What you have to do ▸ Gather up the lines with the word "name" in them.

Data rows ▸

-=-=-=-=-

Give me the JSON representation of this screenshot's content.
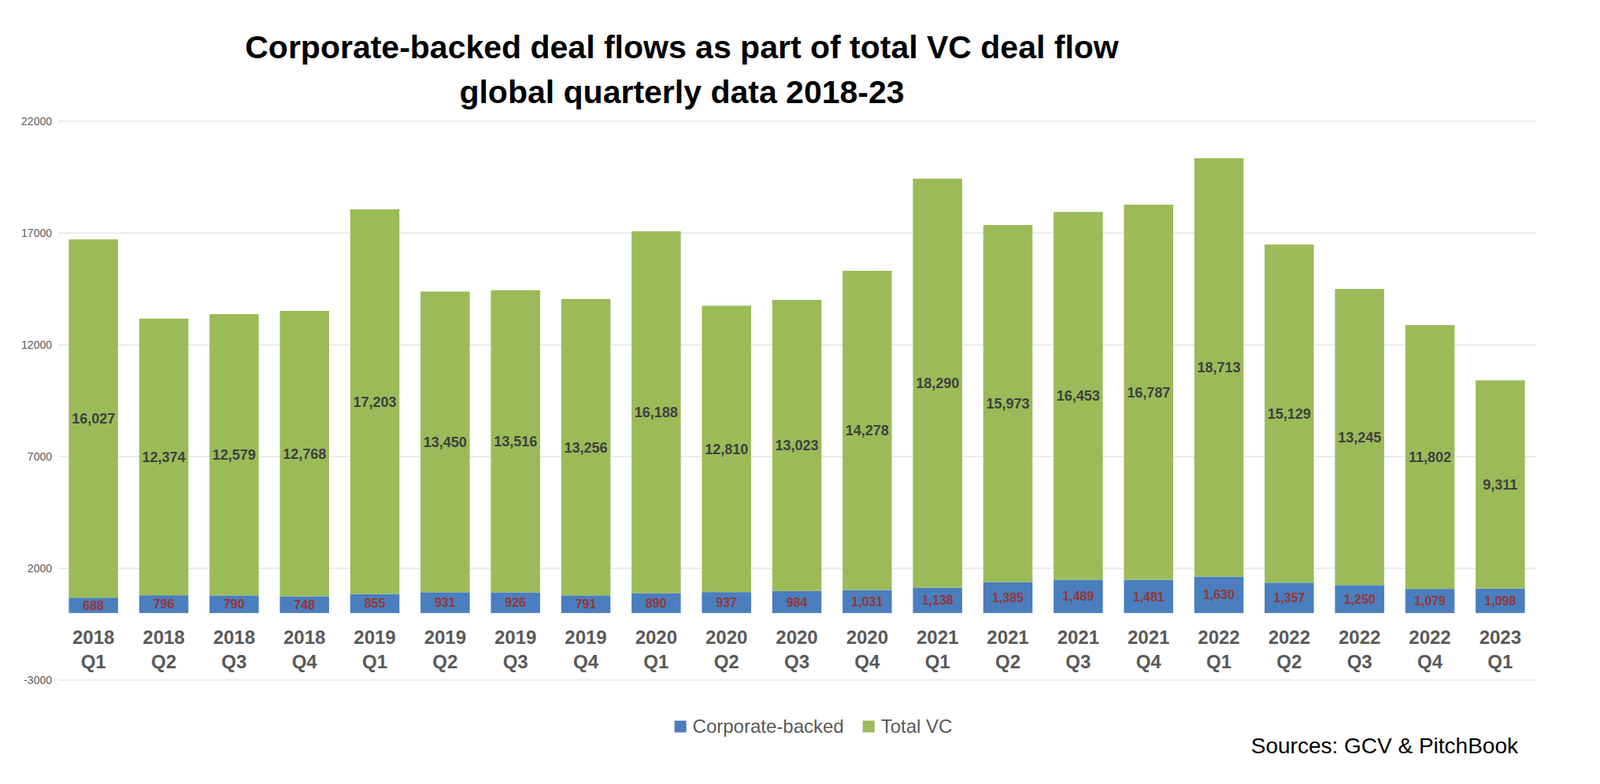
{
  "chart_data": {
    "type": "bar",
    "title": "Corporate-backed deal flows as part of total VC deal flow",
    "subtitle": "global quarterly data 2018-23",
    "annotations": [
      "Sources: GCV & PitchBook"
    ],
    "categories": [
      "2018 Q1",
      "2018 Q2",
      "2018 Q3",
      "2018 Q4",
      "2019 Q1",
      "2019 Q2",
      "2019 Q3",
      "2019 Q4",
      "2020 Q1",
      "2020 Q2",
      "2020 Q3",
      "2020 Q4",
      "2021 Q1",
      "2021 Q2",
      "2021 Q3",
      "2021 Q4",
      "2022 Q1",
      "2022 Q2",
      "2022 Q3",
      "2022 Q4",
      "2023 Q1"
    ],
    "series": [
      {
        "name": "Corporate-backed",
        "color": "#4a7ebf",
        "values": [
          688,
          796,
          790,
          748,
          855,
          931,
          926,
          791,
          890,
          937,
          984,
          1031,
          1138,
          1385,
          1489,
          1481,
          1630,
          1357,
          1250,
          1079,
          1098
        ],
        "value_labels": [
          "688",
          "796",
          "790",
          "748",
          "855",
          "931",
          "926",
          "791",
          "890",
          "937",
          "984",
          "1,031",
          "1,138",
          "1,385",
          "1,489",
          "1,481",
          "1,630",
          "1,357",
          "1,250",
          "1,079",
          "1,098"
        ]
      },
      {
        "name": "Total VC",
        "color": "#9bbb59",
        "values": [
          16027,
          12374,
          12579,
          12768,
          17203,
          13450,
          13516,
          13256,
          16188,
          12810,
          13023,
          14278,
          18290,
          15973,
          16453,
          16787,
          18713,
          15129,
          13245,
          11802,
          9311
        ],
        "value_labels": [
          "16,027",
          "12,374",
          "12,579",
          "12,768",
          "17,203",
          "13,450",
          "13,516",
          "13,256",
          "16,188",
          "12,810",
          "13,023",
          "14,278",
          "18,290",
          "15,973",
          "16,453",
          "16,787",
          "18,713",
          "15,129",
          "13,245",
          "11,802",
          "9,311"
        ]
      }
    ],
    "ylim": [
      -3000,
      22000
    ],
    "yticks": [
      -3000,
      2000,
      7000,
      12000,
      17000,
      22000
    ],
    "grid": true,
    "stacked": true,
    "data_labels": true,
    "legend": "bottom"
  }
}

-=-=-=-=-

Worked solution ▸
        "name": "Corporate-backed",
        "name": "Total VC",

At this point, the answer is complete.